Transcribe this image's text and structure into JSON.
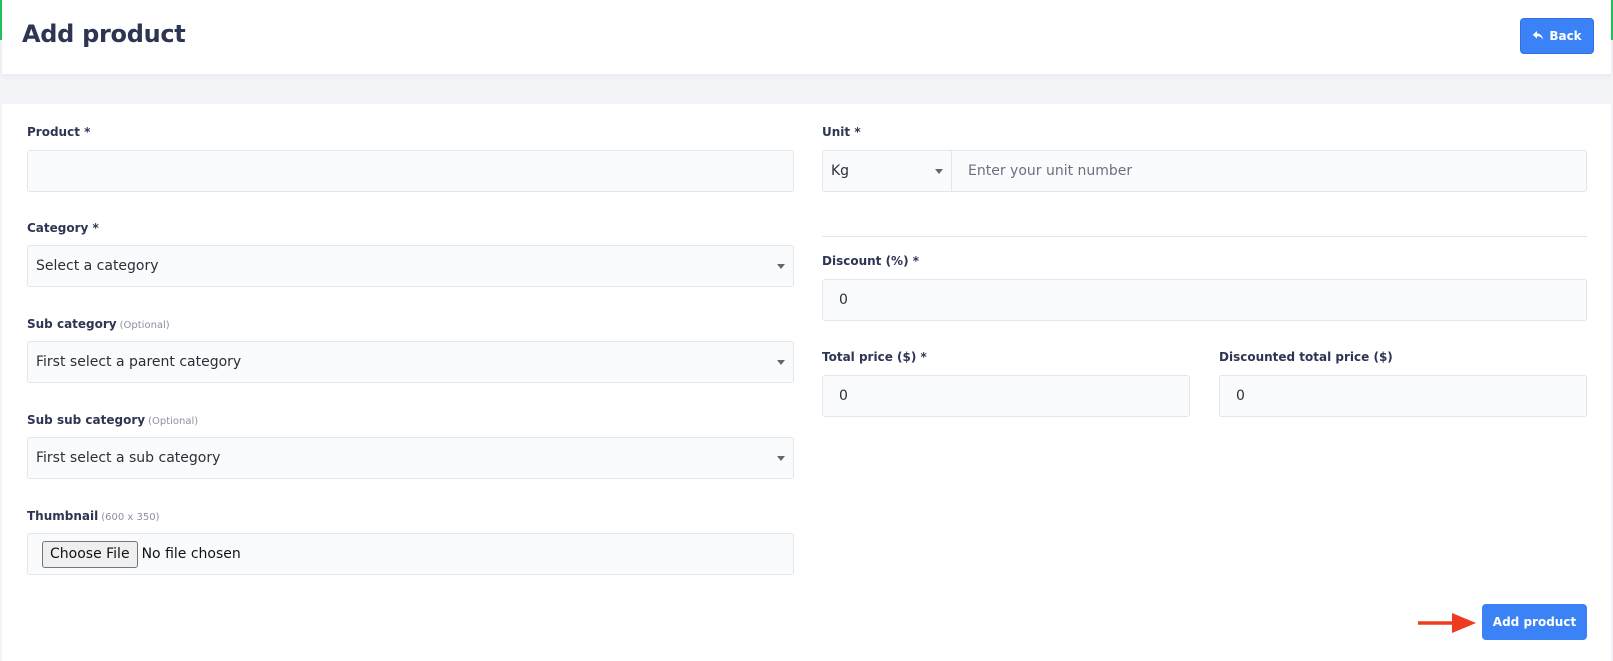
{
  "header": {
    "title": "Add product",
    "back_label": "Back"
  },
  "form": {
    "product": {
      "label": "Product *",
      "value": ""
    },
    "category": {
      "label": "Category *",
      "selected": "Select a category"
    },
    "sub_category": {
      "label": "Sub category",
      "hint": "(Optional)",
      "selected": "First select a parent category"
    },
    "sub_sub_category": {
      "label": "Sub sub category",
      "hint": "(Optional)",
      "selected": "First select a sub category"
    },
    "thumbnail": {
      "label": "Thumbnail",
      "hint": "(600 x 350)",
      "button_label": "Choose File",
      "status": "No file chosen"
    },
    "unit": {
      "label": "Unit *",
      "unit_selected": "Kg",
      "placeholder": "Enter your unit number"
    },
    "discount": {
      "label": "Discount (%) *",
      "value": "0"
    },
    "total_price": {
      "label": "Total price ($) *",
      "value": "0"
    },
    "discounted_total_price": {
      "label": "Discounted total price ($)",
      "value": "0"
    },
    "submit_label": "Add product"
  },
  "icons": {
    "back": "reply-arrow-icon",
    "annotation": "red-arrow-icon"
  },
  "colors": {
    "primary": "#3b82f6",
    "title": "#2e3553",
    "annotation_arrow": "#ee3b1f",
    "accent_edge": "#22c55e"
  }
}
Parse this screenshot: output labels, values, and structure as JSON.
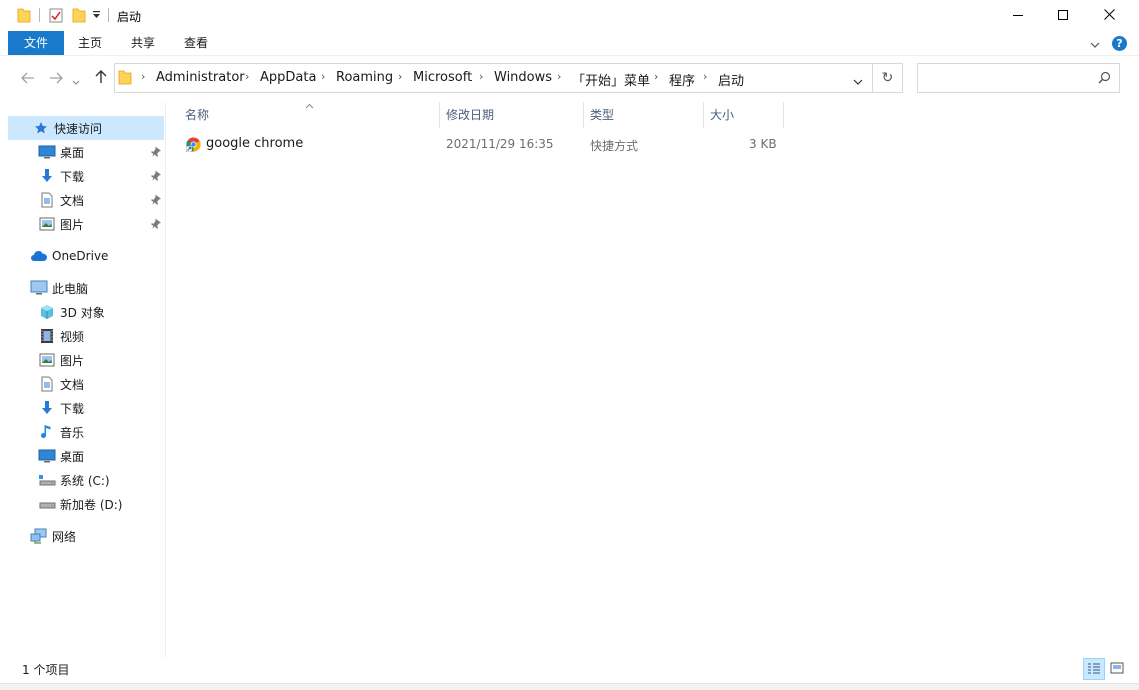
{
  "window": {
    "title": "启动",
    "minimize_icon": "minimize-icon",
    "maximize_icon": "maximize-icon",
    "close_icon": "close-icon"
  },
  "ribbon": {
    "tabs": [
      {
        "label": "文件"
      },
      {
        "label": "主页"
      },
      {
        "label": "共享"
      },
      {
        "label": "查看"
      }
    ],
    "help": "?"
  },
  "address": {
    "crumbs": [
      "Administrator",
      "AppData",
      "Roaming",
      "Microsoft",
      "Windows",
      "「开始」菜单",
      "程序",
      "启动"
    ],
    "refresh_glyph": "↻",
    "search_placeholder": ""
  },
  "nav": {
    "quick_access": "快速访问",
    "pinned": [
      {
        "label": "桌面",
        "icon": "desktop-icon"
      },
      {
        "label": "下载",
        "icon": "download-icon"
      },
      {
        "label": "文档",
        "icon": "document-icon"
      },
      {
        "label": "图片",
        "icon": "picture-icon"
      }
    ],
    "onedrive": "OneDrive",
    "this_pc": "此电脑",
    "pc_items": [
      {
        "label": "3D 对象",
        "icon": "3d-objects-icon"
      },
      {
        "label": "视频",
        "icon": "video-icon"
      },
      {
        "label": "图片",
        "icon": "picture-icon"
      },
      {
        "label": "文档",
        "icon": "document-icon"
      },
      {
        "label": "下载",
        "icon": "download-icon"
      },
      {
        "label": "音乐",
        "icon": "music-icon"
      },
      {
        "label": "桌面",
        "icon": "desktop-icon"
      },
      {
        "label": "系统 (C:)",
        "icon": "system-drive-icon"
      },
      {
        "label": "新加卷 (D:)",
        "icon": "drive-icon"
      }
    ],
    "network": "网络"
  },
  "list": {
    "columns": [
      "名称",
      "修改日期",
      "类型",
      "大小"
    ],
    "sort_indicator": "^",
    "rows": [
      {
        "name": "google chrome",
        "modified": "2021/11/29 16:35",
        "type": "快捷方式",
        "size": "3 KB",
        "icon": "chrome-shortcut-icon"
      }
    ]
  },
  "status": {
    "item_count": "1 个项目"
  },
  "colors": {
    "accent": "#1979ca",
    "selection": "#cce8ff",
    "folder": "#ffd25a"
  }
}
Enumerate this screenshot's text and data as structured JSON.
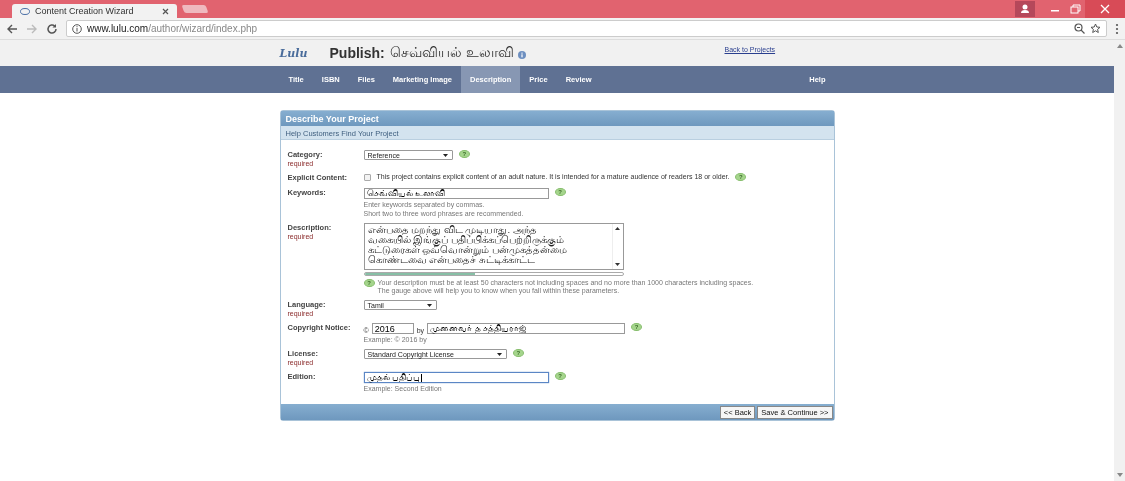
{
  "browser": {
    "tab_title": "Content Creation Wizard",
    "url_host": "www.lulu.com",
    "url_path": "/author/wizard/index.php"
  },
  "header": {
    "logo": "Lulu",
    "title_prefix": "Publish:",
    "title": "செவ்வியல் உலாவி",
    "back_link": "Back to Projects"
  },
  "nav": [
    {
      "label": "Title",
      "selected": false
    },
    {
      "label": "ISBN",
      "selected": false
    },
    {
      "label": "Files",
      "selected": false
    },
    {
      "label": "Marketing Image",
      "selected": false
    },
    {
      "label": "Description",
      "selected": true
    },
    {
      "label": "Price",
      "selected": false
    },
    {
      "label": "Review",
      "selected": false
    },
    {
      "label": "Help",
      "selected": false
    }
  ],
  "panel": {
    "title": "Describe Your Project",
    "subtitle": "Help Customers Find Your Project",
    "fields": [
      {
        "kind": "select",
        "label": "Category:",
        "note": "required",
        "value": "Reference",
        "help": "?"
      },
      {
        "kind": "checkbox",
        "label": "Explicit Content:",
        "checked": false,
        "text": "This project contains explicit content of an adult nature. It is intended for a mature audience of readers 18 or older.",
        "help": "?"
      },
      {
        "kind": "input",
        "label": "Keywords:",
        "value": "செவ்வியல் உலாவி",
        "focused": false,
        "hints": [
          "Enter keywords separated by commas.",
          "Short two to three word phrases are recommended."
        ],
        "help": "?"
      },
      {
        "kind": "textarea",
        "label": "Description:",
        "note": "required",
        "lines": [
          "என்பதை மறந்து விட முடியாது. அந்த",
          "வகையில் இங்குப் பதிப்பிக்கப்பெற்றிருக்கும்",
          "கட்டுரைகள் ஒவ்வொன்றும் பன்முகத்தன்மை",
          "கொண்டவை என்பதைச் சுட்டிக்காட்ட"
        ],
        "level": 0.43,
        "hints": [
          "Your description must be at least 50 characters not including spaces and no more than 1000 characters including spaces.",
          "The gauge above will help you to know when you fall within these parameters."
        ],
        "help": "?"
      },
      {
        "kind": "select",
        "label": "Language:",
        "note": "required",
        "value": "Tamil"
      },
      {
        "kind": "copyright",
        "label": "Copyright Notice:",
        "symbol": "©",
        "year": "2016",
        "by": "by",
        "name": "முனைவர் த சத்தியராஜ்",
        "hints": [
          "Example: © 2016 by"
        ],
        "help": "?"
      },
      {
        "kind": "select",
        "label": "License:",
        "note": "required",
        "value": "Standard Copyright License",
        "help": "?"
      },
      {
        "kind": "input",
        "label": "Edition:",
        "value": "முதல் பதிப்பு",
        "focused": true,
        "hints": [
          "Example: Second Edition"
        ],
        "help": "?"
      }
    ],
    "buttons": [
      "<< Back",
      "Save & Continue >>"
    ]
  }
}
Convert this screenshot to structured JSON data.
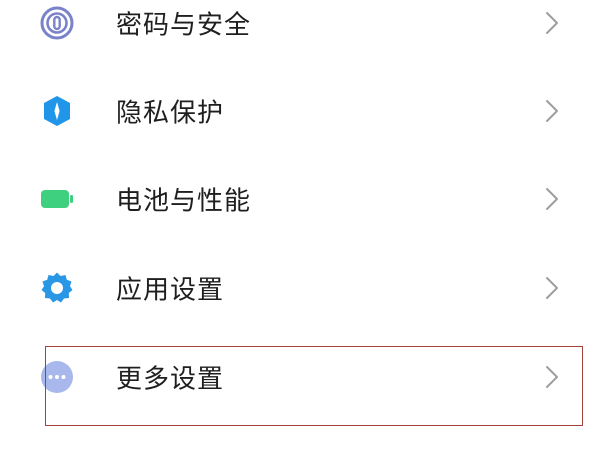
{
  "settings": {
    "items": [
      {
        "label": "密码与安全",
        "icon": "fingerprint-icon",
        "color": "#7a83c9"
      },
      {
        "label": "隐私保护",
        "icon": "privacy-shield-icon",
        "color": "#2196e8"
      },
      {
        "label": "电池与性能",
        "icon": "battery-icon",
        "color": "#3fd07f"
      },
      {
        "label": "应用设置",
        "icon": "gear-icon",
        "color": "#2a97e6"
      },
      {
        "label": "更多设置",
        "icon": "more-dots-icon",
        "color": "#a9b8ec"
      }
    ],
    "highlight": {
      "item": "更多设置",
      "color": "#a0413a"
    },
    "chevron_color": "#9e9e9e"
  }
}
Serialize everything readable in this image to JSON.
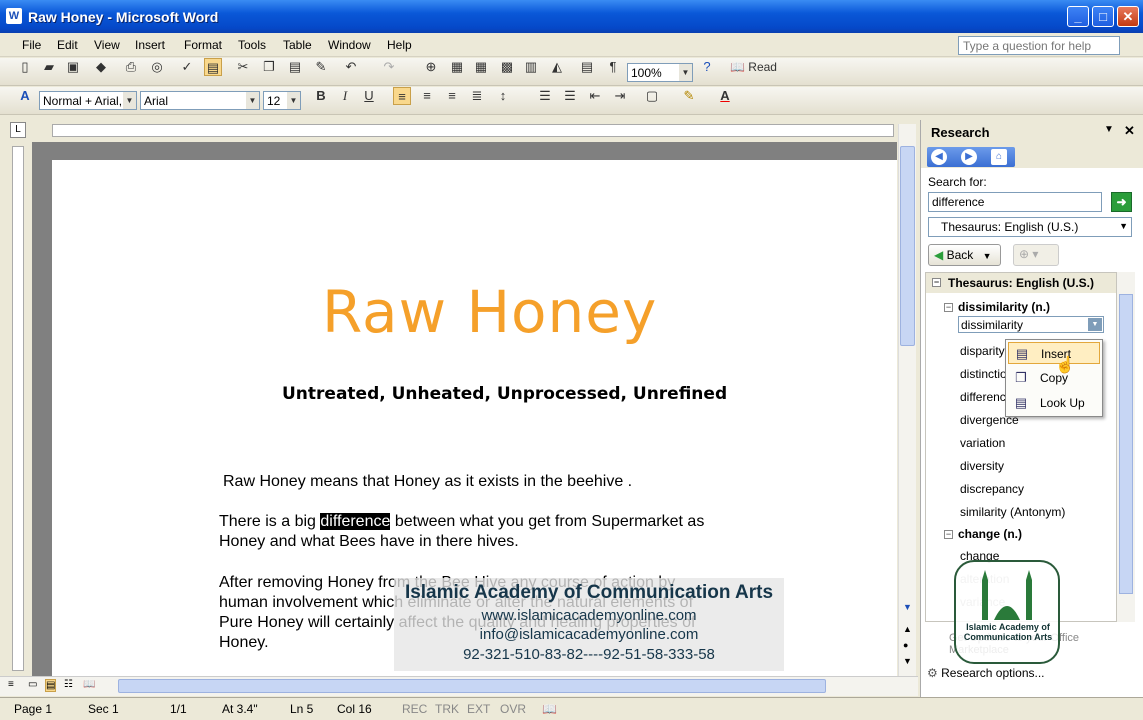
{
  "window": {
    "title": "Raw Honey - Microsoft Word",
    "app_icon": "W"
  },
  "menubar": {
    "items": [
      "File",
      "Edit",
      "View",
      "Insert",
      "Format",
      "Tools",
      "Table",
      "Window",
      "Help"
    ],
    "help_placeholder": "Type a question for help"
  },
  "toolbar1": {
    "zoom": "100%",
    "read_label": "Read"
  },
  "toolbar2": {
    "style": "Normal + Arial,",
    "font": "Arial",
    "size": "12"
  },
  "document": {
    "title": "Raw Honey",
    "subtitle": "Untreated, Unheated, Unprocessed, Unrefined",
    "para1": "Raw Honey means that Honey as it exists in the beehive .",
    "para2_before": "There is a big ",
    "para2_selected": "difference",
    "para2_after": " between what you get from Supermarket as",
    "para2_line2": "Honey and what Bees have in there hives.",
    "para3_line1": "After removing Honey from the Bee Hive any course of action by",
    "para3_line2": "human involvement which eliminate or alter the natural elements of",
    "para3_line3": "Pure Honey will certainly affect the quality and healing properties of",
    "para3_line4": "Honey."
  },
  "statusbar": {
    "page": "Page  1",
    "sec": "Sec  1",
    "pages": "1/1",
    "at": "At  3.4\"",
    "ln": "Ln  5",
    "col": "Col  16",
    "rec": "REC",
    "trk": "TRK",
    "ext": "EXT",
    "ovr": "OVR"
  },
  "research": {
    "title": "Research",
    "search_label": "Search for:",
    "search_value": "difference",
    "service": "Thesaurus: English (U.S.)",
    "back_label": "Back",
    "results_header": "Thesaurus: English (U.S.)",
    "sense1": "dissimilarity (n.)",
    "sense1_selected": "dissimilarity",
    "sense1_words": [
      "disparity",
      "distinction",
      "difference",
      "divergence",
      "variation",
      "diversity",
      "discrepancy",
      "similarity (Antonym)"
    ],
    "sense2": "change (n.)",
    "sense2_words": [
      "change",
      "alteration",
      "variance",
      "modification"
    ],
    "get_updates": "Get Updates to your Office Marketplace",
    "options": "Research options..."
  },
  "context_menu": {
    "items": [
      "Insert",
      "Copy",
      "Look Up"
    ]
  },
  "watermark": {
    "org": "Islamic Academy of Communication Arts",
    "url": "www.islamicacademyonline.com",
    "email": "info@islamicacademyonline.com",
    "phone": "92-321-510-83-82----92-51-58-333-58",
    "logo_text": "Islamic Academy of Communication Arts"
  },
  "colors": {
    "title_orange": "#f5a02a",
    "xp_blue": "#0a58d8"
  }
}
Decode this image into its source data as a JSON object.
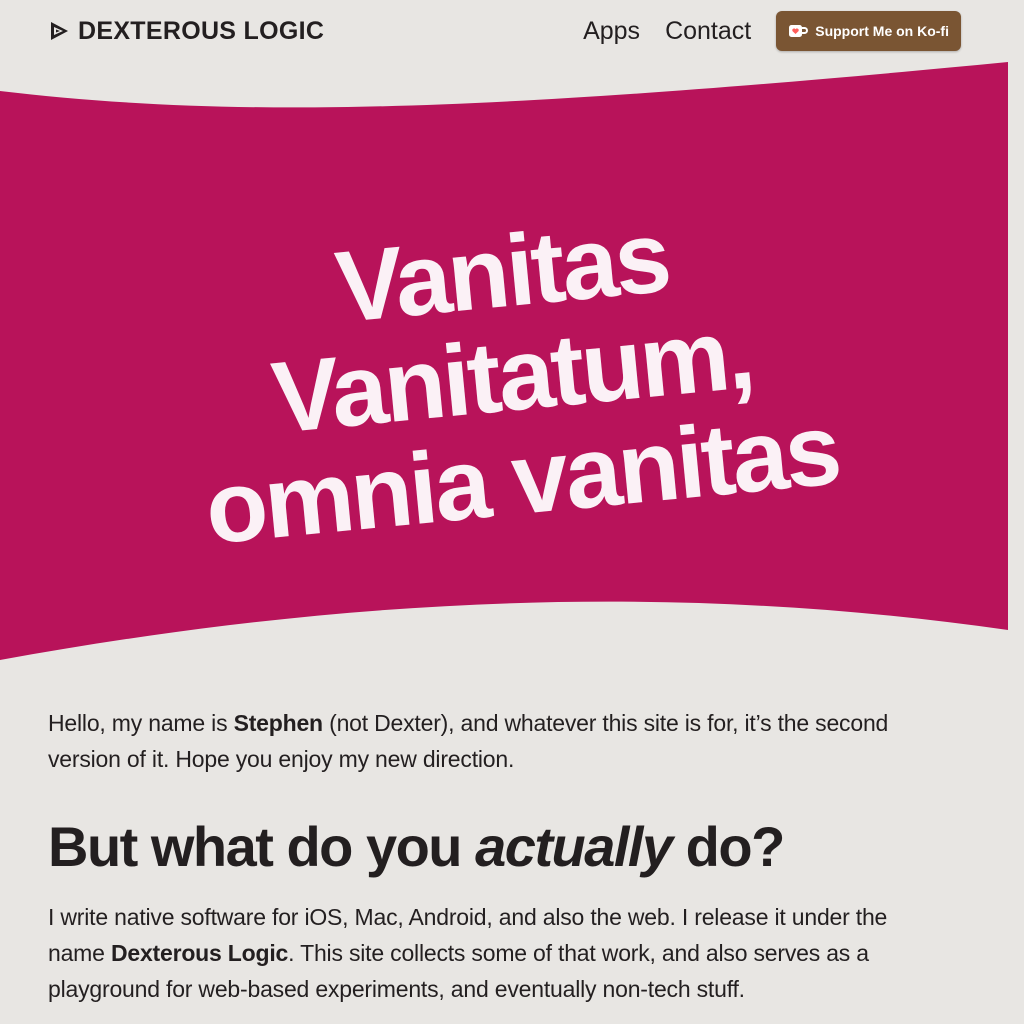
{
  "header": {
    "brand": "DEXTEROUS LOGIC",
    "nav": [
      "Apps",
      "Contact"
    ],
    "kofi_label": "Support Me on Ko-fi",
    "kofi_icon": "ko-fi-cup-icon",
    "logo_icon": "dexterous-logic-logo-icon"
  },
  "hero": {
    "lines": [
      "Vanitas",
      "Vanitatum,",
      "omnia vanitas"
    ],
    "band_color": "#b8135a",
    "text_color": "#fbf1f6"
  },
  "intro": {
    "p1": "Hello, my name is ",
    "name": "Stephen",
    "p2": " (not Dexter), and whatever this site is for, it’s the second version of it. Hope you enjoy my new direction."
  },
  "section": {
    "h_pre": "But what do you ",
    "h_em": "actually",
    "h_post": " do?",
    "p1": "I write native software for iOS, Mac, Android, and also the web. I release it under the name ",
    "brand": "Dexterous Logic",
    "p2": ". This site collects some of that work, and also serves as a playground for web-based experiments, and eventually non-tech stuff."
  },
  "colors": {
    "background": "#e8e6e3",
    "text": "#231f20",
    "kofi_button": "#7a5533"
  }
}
☆ ☆ ☆
Task brief
What is the number of lines in the records that contain the word "structured"? Answer with the number and nothing else.

Exercise answer
2